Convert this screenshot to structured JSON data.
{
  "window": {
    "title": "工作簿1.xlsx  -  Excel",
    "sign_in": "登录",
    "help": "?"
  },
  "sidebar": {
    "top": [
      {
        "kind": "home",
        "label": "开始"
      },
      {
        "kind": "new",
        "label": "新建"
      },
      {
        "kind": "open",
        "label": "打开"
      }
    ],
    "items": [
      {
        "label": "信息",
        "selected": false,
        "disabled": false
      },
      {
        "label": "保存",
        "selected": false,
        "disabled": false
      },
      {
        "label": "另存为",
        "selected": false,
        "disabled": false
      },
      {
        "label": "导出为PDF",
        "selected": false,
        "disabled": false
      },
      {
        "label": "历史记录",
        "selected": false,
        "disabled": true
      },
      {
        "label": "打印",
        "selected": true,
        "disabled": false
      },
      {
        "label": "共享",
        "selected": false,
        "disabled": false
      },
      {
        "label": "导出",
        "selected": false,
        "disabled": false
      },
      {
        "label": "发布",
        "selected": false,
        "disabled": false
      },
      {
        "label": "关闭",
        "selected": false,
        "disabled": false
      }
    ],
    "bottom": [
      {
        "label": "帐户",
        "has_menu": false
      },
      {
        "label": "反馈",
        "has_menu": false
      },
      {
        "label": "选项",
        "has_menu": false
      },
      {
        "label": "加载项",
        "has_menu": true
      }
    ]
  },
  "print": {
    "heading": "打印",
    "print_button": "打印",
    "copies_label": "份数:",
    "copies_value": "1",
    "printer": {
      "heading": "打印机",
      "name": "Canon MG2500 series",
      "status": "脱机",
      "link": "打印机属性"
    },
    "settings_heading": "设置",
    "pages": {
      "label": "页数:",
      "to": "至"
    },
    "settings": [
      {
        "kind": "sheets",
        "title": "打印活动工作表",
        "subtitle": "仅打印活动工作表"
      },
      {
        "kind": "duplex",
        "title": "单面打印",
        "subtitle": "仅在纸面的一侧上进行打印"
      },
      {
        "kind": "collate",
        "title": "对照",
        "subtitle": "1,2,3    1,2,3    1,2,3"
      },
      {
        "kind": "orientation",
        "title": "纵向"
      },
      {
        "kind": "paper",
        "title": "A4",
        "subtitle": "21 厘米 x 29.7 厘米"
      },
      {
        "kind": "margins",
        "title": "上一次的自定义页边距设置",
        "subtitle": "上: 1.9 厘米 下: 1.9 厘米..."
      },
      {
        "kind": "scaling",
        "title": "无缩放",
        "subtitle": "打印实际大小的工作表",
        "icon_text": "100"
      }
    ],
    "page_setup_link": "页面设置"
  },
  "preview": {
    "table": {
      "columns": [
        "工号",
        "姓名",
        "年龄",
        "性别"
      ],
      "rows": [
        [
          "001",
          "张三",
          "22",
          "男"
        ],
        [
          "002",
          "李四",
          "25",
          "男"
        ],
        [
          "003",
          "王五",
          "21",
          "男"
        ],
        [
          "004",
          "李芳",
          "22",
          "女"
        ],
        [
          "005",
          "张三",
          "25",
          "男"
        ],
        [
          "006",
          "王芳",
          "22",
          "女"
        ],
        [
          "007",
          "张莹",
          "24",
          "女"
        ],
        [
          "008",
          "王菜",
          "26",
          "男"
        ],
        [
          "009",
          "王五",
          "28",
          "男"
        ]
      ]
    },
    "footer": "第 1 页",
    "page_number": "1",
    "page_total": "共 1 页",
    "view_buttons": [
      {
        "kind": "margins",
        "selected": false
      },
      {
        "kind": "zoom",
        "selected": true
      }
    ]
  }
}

Task statement:
Produce an exact copy of every entry above.

Solved problem:
Convert this screenshot to structured JSON data.
{
  "window": {
    "title": "工作簿1.xlsx  -  Excel",
    "sign_in": "登录",
    "help": "?"
  },
  "sidebar": {
    "top": [
      {
        "kind": "home",
        "label": "开始"
      },
      {
        "kind": "new",
        "label": "新建"
      },
      {
        "kind": "open",
        "label": "打开"
      }
    ],
    "items": [
      {
        "label": "信息",
        "selected": false,
        "disabled": false
      },
      {
        "label": "保存",
        "selected": false,
        "disabled": false
      },
      {
        "label": "另存为",
        "selected": false,
        "disabled": false
      },
      {
        "label": "导出为PDF",
        "selected": false,
        "disabled": false
      },
      {
        "label": "历史记录",
        "selected": false,
        "disabled": true
      },
      {
        "label": "打印",
        "selected": true,
        "disabled": false
      },
      {
        "label": "共享",
        "selected": false,
        "disabled": false
      },
      {
        "label": "导出",
        "selected": false,
        "disabled": false
      },
      {
        "label": "发布",
        "selected": false,
        "disabled": false
      },
      {
        "label": "关闭",
        "selected": false,
        "disabled": false
      }
    ],
    "bottom": [
      {
        "label": "帐户",
        "has_menu": false
      },
      {
        "label": "反馈",
        "has_menu": false
      },
      {
        "label": "选项",
        "has_menu": false
      },
      {
        "label": "加载项",
        "has_menu": true
      }
    ]
  },
  "print": {
    "heading": "打印",
    "print_button": "打印",
    "copies_label": "份数:",
    "copies_value": "1",
    "printer": {
      "heading": "打印机",
      "name": "Canon MG2500 series",
      "status": "脱机",
      "link": "打印机属性"
    },
    "settings_heading": "设置",
    "pages": {
      "label": "页数:",
      "to": "至"
    },
    "settings": [
      {
        "kind": "sheets",
        "title": "打印活动工作表",
        "subtitle": "仅打印活动工作表"
      },
      {
        "kind": "duplex",
        "title": "单面打印",
        "subtitle": "仅在纸面的一侧上进行打印"
      },
      {
        "kind": "collate",
        "title": "对照",
        "subtitle": "1,2,3    1,2,3    1,2,3"
      },
      {
        "kind": "orientation",
        "title": "纵向"
      },
      {
        "kind": "paper",
        "title": "A4",
        "subtitle": "21 厘米 x 29.7 厘米"
      },
      {
        "kind": "margins",
        "title": "上一次的自定义页边距设置",
        "subtitle": "上: 1.9 厘米 下: 1.9 厘米..."
      },
      {
        "kind": "scaling",
        "title": "无缩放",
        "subtitle": "打印实际大小的工作表",
        "icon_text": "100"
      }
    ],
    "page_setup_link": "页面设置"
  },
  "preview": {
    "table": {
      "columns": [
        "工号",
        "姓名",
        "年龄",
        "性别"
      ],
      "rows": [
        [
          "001",
          "张三",
          "22",
          "男"
        ],
        [
          "002",
          "李四",
          "25",
          "男"
        ],
        [
          "003",
          "王五",
          "21",
          "男"
        ],
        [
          "004",
          "李芳",
          "22",
          "女"
        ],
        [
          "005",
          "张三",
          "25",
          "男"
        ],
        [
          "006",
          "王芳",
          "22",
          "女"
        ],
        [
          "007",
          "张莹",
          "24",
          "女"
        ],
        [
          "008",
          "王菜",
          "26",
          "男"
        ],
        [
          "009",
          "王五",
          "28",
          "男"
        ]
      ]
    },
    "footer": "第 1 页",
    "page_number": "1",
    "page_total": "共 1 页",
    "view_buttons": [
      {
        "kind": "margins",
        "selected": false
      },
      {
        "kind": "zoom",
        "selected": true
      }
    ]
  }
}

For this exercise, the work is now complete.